— begin Listed records —

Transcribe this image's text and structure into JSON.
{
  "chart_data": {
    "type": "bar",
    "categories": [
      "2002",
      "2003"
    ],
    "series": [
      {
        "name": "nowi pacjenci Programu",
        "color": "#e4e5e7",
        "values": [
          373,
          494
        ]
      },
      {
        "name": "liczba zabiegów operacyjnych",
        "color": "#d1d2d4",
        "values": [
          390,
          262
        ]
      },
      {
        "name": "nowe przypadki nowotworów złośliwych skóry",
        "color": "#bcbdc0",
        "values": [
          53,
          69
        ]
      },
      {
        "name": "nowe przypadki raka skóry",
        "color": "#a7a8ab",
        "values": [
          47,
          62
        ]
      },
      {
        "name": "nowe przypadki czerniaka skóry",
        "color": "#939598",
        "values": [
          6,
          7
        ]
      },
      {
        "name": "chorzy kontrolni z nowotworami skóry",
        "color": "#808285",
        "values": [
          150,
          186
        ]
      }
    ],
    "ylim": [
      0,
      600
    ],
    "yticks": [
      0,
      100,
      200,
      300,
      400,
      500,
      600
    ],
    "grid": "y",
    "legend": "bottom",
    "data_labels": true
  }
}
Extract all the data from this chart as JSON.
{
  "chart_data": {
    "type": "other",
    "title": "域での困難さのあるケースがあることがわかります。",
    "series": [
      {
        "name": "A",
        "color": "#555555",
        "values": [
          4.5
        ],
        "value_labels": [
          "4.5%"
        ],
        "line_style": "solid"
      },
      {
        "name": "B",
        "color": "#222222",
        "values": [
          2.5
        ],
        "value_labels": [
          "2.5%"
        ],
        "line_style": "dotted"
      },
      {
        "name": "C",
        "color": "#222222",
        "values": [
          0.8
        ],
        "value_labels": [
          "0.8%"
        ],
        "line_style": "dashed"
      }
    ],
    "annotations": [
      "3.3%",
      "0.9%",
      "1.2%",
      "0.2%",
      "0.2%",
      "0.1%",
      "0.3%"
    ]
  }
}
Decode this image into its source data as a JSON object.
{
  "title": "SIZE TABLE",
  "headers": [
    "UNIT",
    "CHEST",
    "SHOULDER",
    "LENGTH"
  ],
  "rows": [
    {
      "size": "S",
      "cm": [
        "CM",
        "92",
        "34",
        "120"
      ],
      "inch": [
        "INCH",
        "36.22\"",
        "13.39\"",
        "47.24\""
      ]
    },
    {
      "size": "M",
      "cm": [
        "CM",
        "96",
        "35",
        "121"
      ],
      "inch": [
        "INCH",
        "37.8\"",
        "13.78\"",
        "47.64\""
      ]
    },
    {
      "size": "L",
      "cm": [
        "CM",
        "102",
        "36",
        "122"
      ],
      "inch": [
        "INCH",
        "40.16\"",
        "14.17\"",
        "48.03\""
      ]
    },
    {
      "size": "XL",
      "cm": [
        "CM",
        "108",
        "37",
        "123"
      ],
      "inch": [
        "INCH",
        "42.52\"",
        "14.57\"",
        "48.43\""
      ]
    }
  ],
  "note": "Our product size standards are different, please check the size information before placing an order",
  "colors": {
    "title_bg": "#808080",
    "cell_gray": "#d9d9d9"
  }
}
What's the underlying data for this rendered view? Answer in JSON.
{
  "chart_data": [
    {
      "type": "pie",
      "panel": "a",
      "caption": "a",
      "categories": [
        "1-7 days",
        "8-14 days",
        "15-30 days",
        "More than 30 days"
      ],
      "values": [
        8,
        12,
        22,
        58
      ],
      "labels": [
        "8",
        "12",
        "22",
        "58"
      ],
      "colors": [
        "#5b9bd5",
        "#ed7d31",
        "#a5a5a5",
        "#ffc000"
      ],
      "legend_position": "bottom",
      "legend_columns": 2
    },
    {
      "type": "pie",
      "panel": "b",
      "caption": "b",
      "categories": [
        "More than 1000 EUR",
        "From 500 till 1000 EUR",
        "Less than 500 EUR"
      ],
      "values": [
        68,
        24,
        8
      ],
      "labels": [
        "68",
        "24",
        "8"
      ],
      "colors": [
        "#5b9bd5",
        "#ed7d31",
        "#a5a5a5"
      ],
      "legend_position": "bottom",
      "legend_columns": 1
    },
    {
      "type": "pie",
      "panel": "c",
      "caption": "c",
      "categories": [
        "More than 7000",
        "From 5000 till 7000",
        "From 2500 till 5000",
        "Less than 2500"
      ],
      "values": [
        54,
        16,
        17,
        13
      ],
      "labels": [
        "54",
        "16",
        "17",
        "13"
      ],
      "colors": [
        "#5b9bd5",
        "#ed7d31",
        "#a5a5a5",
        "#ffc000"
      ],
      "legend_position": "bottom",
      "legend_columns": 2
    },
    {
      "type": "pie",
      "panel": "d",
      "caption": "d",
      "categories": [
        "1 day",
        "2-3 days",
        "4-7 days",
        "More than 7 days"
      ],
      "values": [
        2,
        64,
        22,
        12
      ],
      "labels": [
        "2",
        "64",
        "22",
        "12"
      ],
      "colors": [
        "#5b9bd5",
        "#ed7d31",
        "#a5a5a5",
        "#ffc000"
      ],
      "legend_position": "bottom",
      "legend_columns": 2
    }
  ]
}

— end Listed records —

**Request:** Filter out all lines lacking the word "name" and copy the rest.

**Solution to this task:**
        "name": "nowi pacjenci Programu",
        "name": "liczba zabiegów operacyjnych",
        "name": "nowe przypadki nowotworów złośliwych skóry",
        "name": "nowe przypadki raka skóry",
        "name": "nowe przypadki czerniaka skóry",
        "name": "chorzy kontrolni z nowotworami skóry",
        "name": "A",
        "name": "B",
        "name": "C",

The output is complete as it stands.